(WHAT TO WORK ON)
Quote all of the data below exactly, please.

───── MATERIAL SHOWN ─────

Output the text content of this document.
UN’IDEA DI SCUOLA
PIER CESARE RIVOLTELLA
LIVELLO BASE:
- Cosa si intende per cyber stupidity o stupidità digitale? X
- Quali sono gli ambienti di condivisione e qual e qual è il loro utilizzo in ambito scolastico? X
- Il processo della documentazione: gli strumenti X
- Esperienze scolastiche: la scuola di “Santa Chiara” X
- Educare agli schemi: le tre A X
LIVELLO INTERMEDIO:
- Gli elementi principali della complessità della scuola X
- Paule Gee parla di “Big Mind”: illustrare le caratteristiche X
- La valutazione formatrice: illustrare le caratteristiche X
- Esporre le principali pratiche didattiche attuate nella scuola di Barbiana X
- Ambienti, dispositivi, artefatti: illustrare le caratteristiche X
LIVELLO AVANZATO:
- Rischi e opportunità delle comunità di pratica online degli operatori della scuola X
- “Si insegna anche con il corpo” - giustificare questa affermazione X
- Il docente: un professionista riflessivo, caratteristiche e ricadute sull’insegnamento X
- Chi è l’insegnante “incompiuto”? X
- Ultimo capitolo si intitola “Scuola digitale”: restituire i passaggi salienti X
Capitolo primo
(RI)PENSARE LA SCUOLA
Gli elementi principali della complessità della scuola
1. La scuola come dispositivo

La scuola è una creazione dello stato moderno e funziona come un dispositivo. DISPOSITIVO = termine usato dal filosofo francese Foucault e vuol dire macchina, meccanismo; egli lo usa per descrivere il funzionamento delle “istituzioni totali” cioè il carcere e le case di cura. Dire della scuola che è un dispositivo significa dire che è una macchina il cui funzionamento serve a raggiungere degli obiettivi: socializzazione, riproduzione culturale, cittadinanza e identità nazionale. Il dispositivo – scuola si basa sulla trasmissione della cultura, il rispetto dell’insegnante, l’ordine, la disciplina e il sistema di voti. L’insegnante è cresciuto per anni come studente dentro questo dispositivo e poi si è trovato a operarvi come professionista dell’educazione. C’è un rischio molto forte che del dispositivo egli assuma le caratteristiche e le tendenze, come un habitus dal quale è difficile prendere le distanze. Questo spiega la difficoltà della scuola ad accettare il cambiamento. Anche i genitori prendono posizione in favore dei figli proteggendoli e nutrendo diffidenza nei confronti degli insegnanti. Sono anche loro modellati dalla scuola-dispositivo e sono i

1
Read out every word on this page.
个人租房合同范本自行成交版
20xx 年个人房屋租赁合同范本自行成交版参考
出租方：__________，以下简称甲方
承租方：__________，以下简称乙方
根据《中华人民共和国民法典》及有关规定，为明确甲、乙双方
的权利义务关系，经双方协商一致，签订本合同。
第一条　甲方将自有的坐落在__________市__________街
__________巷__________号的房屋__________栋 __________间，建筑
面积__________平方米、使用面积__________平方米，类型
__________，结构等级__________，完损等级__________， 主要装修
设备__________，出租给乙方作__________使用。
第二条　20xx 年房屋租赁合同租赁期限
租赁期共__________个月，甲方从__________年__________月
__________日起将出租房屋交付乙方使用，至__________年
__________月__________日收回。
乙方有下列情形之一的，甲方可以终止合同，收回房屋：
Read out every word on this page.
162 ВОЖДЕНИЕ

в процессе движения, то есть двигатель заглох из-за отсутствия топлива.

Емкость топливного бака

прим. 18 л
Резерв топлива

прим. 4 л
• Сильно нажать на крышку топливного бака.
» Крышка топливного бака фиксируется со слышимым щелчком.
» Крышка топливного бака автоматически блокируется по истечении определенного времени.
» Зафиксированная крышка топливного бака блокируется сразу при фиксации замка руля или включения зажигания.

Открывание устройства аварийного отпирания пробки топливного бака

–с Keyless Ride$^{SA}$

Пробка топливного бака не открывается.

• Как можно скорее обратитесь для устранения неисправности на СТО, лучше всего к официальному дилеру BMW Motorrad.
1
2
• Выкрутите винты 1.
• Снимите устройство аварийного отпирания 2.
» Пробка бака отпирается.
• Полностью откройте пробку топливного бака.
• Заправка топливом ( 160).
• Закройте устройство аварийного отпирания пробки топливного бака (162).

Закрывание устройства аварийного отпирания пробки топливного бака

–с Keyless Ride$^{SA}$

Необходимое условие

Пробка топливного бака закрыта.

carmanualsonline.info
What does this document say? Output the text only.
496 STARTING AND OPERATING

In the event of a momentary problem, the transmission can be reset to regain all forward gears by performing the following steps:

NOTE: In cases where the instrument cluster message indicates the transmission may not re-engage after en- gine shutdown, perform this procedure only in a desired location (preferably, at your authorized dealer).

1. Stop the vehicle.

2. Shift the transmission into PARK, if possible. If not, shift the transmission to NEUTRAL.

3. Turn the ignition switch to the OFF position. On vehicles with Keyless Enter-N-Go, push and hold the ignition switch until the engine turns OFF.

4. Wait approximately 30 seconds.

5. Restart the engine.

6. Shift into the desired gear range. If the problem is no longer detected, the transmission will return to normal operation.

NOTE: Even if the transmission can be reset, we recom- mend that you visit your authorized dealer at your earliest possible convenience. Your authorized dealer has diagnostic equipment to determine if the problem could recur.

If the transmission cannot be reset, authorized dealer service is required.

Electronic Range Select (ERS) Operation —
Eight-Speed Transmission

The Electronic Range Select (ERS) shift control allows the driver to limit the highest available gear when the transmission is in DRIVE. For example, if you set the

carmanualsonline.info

─────

(THE REPLY)
Output the text content of this document.
UN’IDEA DI SCUOLA
PIER CESARE RIVOLTELLA
LIVELLO BASE:
- Cosa si intende per cyber stupidity o stupidità digitale? X
- Quali sono gli ambienti di condivisione e qual e qual è il loro utilizzo in ambito scolastico? X
- Il processo della documentazione: gli strumenti X
- Esperienze scolastiche: la scuola di “Santa Chiara” X
- Educare agli schemi: le tre A X
LIVELLO INTERMEDIO:
- Gli elementi principali della complessità della scuola X
- Paule Gee parla di “Big Mind”: illustrare le caratteristiche X
- La valutazione formatrice: illustrare le caratteristiche X
- Esporre le principali pratiche didattiche attuate nella scuola di Barbiana X
- Ambienti, dispositivi, artefatti: illustrare le caratteristiche X
LIVELLO AVANZATO:
- Rischi e opportunità delle comunità di pratica online degli operatori della scuola X
- “Si insegna anche con il corpo” - giustificare questa affermazione X
- Il docente: un professionista riflessivo, caratteristiche e ricadute sull’insegnamento X
- Chi è l’insegnante “incompiuto”? X
- Ultimo capitolo si intitola “Scuola digitale”: restituire i passaggi salienti X
Capitolo primo
(RI)PENSARE LA SCUOLA
Gli elementi principali della complessità della scuola
1. La scuola come dispositivo

La scuola è una creazione dello stato moderno e funziona come un dispositivo. DISPOSITIVO = termine usato dal filosofo francese Foucault e vuol dire macchina, meccanismo; egli lo usa per descrivere il funzionamento delle “istituzioni totali” cioè il carcere e le case di cura. Dire della scuola che è un dispositivo significa dire che è una macchina il cui funzionamento serve a raggiungere degli obiettivi: socializzazione, riproduzione culturale, cittadinanza e identità nazionale. Il dispositivo – scuola si basa sulla trasmissione della cultura, il rispetto dell’insegnante, l’ordine, la disciplina e il sistema di voti. L’insegnante è cresciuto per anni come studente dentro questo dispositivo e poi si è trovato a operarvi come professionista dell’educazione. C’è un rischio molto forte che del dispositivo egli assuma le caratteristiche e le tendenze, come un habitus dal quale è difficile prendere le distanze. Questo spiega la difficoltà della scuola ad accettare il cambiamento. Anche i genitori prendono posizione in favore dei figli proteggendoli e nutrendo diffidenza nei confronti degli insegnanti. Sono anche loro modellati dalla scuola-dispositivo e sono i

1
Read out every word on this page.
个人租房合同范本自行成交版
20xx 年个人房屋租赁合同范本自行成交版参考
出租方：__________，以下简称甲方
承租方：__________，以下简称乙方
根据《中华人民共和国民法典》及有关规定，为明确甲、乙双方
的权利义务关系，经双方协商一致，签订本合同。
第一条　甲方将自有的坐落在__________市__________街
__________巷__________号的房屋__________栋 __________间，建筑
面积__________平方米、使用面积__________平方米，类型
__________，结构等级__________，完损等级__________， 主要装修
设备__________，出租给乙方作__________使用。
第二条　20xx 年房屋租赁合同租赁期限
租赁期共__________个月，甲方从__________年__________月
__________日起将出租房屋交付乙方使用，至__________年
__________月__________日收回。
乙方有下列情形之一的，甲方可以终止合同，收回房屋：
Read out every word on this page.
162 ВОЖДЕНИЕ

в процессе движения, то есть двигатель заглох из-за отсутствия топлива.

Емкость топливного бака

прим. 18 л
Резерв топлива

прим. 4 л
• Сильно нажать на крышку топливного бака.
» Крышка топливного бака фиксируется со слышимым щелчком.
» Крышка топливного бака автоматически блокируется по истечении определенного времени.
» Зафиксированная крышка топливного бака блокируется сразу при фиксации замка руля или включения зажигания.

Открывание устройства аварийного отпирания пробки топливного бака

–с Keyless Ride$^{SA}$

Пробка топливного бака не открывается.

• Как можно скорее обратитесь для устранения неисправности на СТО, лучше всего к официальному дилеру BMW Motorrad.
1
2
• Выкрутите винты 1.
• Снимите устройство аварийного отпирания 2.
» Пробка бака отпирается.
• Полностью откройте пробку топливного бака.
• Заправка топливом ( 160).
• Закройте устройство аварийного отпирания пробки топливного бака (162).

Закрывание устройства аварийного отпирания пробки топливного бака

–с Keyless Ride$^{SA}$

Необходимое условие

Пробка топливного бака закрыта.

carmanualsonline.info
What does this document say? Output the text only.
496 STARTING AND OPERATING

In the event of a momentary problem, the transmission can be reset to regain all forward gears by performing the following steps:

NOTE: In cases where the instrument cluster message indicates the transmission may not re-engage after en- gine shutdown, perform this procedure only in a desired location (preferably, at your authorized dealer).

1. Stop the vehicle.

2. Shift the transmission into PARK, if possible. If not, shift the transmission to NEUTRAL.

3. Turn the ignition switch to the OFF position. On vehicles with Keyless Enter-N-Go, push and hold the ignition switch until the engine turns OFF.

4. Wait approximately 30 seconds.

5. Restart the engine.

6. Shift into the desired gear range. If the problem is no longer detected, the transmission will return to normal operation.

NOTE: Even if the transmission can be reset, we recom- mend that you visit your authorized dealer at your earliest possible convenience. Your authorized dealer has diagnostic equipment to determine if the problem could recur.

If the transmission cannot be reset, authorized dealer service is required.

Electronic Range Select (ERS) Operation —
Eight-Speed Transmission

The Electronic Range Select (ERS) shift control allows the driver to limit the highest available gear when the transmission is in DRIVE. For example, if you set the

carmanualsonline.info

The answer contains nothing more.